» **WHAT TO WORK ON**: In the data, extract each line that holds the string "فرآیند".

>>>>

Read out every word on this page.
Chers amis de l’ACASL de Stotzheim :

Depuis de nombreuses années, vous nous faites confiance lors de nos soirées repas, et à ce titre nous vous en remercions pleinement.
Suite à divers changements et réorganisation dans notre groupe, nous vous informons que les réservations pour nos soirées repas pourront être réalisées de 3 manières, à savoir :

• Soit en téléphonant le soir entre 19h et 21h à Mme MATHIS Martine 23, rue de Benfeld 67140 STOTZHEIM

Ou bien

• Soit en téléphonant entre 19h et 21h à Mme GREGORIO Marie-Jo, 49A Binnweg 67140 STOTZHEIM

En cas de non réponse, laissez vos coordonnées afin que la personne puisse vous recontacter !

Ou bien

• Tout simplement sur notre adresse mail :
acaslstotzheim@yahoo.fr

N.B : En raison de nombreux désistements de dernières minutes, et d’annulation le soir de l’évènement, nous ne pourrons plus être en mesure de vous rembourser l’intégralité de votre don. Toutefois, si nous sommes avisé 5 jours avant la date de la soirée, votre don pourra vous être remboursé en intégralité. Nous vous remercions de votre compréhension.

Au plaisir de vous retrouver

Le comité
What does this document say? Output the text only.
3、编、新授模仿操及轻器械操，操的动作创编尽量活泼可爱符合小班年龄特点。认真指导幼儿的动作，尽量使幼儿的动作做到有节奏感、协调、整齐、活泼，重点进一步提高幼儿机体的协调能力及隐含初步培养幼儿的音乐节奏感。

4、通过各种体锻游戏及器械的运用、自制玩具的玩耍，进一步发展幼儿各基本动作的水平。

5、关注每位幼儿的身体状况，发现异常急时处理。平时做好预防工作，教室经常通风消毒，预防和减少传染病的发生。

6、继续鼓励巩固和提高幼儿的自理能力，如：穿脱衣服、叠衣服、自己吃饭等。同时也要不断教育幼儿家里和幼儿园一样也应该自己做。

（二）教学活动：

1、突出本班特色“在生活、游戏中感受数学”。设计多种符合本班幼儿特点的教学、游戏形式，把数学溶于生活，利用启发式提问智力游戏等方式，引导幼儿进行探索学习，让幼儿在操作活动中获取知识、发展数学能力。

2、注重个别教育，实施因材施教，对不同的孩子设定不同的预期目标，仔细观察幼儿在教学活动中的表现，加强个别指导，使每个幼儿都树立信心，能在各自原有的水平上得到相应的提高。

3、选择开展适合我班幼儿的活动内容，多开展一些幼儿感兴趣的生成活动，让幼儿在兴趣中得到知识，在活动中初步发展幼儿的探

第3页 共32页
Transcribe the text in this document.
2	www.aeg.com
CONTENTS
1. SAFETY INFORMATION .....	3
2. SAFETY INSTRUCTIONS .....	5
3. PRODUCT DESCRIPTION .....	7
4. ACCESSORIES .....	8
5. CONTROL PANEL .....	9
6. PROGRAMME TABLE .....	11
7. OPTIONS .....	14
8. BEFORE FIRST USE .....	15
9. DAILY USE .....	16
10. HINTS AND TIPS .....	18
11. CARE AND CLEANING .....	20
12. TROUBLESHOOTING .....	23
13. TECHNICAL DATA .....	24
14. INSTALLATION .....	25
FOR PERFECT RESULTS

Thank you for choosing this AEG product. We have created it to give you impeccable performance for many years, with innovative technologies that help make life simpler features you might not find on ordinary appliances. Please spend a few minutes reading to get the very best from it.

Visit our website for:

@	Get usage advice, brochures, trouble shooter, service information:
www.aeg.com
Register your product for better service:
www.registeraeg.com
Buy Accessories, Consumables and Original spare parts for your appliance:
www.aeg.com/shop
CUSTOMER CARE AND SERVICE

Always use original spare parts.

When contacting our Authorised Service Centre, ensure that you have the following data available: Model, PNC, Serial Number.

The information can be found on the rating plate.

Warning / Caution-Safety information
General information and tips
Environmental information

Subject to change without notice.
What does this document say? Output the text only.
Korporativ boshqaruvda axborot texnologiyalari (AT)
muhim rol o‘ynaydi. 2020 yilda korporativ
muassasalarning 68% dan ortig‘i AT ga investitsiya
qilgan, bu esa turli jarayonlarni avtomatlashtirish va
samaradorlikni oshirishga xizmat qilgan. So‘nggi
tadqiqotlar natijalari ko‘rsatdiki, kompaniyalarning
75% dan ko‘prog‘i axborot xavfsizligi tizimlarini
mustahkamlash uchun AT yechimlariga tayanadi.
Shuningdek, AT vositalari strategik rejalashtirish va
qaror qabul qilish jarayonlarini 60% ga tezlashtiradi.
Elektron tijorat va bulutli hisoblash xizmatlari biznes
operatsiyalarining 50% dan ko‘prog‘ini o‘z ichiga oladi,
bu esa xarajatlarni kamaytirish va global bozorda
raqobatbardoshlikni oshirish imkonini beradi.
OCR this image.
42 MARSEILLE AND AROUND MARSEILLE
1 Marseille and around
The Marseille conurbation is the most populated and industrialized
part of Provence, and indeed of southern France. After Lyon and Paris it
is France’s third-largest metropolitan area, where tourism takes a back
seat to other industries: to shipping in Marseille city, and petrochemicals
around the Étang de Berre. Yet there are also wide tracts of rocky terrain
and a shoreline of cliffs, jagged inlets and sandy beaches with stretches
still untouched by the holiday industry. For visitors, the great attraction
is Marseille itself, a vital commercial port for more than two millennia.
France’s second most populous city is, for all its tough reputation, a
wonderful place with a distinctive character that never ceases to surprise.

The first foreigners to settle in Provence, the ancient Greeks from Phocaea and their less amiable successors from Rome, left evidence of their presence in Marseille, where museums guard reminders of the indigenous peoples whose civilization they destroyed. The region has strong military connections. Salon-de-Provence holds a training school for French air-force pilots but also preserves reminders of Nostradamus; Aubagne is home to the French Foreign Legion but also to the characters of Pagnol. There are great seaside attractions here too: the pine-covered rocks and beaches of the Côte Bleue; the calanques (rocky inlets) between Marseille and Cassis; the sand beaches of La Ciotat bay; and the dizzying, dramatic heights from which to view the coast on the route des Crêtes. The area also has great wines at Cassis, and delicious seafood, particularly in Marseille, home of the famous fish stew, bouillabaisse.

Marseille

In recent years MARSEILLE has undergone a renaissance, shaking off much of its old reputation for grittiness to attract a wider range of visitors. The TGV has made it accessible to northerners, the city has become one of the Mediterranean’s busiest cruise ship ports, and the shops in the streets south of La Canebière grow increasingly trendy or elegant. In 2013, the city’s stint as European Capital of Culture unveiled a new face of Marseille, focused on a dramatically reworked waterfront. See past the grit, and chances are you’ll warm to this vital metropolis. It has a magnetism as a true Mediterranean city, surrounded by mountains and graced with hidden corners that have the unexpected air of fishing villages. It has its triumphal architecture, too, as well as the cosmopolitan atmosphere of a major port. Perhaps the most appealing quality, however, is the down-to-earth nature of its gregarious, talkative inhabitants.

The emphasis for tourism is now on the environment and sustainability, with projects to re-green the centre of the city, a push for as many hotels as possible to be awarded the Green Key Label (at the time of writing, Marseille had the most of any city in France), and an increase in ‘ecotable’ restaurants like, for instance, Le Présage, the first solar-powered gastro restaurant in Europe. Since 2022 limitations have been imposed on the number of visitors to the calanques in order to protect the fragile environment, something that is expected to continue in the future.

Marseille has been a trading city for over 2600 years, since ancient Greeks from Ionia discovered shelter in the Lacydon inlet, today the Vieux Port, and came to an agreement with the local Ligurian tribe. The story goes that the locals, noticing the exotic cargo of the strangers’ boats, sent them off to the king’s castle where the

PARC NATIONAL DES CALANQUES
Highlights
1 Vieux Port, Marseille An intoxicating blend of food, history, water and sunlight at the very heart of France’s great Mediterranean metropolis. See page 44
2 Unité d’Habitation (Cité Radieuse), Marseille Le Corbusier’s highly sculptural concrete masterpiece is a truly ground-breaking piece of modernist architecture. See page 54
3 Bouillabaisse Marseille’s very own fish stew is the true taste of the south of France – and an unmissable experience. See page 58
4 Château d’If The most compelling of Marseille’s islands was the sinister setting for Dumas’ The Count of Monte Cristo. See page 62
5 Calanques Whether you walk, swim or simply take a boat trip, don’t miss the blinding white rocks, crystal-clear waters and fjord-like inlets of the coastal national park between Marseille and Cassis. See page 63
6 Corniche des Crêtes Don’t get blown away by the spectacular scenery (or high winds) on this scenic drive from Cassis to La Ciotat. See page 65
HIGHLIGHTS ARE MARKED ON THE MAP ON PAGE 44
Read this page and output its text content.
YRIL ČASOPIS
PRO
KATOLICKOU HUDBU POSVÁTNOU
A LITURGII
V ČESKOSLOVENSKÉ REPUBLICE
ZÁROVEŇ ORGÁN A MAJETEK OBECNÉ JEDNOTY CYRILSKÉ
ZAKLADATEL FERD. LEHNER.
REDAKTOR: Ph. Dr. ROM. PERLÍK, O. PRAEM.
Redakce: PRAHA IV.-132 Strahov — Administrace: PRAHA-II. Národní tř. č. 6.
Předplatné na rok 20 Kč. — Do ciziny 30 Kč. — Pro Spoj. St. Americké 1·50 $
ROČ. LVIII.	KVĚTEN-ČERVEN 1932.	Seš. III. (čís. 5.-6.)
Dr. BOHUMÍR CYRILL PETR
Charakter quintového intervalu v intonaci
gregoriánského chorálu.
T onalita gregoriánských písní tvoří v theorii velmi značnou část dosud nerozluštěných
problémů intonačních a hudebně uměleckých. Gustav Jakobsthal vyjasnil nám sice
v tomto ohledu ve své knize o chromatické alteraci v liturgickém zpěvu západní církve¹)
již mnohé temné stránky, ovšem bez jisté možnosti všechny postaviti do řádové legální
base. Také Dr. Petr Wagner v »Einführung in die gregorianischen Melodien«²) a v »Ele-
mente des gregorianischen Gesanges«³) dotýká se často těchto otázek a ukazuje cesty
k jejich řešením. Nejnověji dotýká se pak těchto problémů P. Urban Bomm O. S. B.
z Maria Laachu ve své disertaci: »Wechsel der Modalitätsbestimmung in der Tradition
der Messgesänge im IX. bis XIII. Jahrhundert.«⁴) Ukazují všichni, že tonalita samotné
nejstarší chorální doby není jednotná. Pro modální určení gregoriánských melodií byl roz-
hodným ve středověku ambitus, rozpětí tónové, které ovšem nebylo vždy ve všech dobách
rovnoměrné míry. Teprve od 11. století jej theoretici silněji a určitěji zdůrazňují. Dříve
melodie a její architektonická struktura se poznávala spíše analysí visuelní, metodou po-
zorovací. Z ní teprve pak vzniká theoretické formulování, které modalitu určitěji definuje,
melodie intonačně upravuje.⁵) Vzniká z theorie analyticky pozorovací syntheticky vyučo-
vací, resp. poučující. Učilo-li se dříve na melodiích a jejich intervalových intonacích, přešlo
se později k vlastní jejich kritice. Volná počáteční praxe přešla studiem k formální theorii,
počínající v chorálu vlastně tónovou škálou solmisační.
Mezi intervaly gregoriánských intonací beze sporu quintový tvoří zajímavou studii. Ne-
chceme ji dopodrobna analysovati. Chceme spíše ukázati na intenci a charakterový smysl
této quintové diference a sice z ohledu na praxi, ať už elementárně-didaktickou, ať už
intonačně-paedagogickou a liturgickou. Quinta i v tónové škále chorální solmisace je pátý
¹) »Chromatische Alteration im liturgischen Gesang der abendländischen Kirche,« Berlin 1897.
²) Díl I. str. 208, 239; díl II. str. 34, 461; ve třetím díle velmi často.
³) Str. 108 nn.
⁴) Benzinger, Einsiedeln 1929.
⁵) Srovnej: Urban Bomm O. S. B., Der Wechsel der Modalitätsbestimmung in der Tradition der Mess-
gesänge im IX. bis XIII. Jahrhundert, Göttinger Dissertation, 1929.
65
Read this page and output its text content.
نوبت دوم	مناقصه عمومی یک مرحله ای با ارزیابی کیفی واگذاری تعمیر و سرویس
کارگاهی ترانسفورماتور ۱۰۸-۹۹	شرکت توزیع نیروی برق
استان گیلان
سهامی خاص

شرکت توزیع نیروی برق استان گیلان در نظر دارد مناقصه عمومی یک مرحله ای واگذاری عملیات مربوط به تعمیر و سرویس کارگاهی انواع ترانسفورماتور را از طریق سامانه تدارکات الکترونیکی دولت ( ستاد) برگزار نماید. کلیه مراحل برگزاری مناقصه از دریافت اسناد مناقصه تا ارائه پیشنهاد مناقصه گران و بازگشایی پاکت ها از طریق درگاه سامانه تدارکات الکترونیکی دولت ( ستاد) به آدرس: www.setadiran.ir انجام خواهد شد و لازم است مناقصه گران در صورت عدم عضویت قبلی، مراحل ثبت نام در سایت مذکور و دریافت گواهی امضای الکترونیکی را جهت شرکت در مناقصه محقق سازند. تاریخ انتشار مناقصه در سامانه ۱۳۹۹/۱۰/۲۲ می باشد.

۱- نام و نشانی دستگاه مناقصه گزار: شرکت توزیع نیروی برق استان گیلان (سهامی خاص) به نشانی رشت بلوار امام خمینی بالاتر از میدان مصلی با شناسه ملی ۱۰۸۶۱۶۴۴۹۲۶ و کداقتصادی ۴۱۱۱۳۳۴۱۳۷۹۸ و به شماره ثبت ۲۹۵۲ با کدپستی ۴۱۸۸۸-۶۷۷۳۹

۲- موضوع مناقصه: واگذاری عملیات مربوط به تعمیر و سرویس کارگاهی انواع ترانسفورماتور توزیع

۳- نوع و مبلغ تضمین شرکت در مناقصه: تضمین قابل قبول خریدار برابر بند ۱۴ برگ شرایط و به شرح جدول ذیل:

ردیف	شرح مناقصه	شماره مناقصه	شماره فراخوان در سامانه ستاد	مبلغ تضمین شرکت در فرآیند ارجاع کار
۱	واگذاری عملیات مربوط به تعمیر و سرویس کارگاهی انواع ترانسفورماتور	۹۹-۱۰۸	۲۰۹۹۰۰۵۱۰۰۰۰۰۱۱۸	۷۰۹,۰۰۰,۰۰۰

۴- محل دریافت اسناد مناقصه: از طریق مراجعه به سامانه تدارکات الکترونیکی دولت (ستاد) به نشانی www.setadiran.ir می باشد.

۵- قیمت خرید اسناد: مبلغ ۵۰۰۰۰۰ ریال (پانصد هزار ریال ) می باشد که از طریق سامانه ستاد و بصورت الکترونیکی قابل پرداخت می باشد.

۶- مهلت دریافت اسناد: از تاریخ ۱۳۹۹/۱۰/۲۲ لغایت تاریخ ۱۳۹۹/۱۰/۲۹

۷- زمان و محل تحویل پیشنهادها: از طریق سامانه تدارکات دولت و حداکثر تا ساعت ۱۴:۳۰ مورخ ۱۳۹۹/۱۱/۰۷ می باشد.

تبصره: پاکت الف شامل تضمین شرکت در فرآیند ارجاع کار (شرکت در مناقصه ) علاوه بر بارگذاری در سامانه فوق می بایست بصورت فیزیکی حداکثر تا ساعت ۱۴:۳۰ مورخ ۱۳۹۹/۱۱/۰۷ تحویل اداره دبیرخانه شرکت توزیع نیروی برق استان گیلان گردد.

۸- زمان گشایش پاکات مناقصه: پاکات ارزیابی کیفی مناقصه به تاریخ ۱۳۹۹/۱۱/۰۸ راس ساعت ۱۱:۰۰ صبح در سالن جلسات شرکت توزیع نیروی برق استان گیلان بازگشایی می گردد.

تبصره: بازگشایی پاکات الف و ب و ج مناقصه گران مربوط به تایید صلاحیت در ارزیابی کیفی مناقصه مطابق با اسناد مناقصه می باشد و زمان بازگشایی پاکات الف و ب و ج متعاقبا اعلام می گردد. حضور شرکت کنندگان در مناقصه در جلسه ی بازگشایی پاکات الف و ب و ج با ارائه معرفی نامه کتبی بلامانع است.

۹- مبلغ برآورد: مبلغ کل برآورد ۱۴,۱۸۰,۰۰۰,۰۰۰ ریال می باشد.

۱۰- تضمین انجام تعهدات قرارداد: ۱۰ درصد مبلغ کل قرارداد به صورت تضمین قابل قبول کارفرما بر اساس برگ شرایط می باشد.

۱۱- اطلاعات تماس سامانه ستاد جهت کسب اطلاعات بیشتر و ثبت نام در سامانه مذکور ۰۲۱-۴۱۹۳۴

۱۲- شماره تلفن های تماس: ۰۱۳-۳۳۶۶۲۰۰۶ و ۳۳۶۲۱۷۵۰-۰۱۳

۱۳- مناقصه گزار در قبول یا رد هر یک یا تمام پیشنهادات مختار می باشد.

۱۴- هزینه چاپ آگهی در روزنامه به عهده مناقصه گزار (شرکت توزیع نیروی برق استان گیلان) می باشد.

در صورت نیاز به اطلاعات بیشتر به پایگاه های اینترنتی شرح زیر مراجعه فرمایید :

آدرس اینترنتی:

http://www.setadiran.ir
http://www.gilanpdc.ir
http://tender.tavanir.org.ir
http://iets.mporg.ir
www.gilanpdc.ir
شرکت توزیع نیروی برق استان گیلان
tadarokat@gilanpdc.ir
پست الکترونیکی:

<<<<

» **WRITTEN ANSWER**:
ردیف	شرح مناقصه	شماره مناقصه	شماره فراخوان در سامانه ستاد	مبلغ تضمین شرکت در فرآیند ارجاع کار
تبصره: پاکت الف شامل تضمین شرکت در فرآیند ارجاع کار (شرکت در مناقصه ) علاوه بر بارگذاری در سامانه فوق می بایست بصورت فیزیکی حداکثر تا ساعت ۱۴:۳۰ مورخ ۱۳۹۹/۱۱/۰۷ تحویل اداره دبیرخانه شرکت توزیع نیروی برق استان گیلان گردد.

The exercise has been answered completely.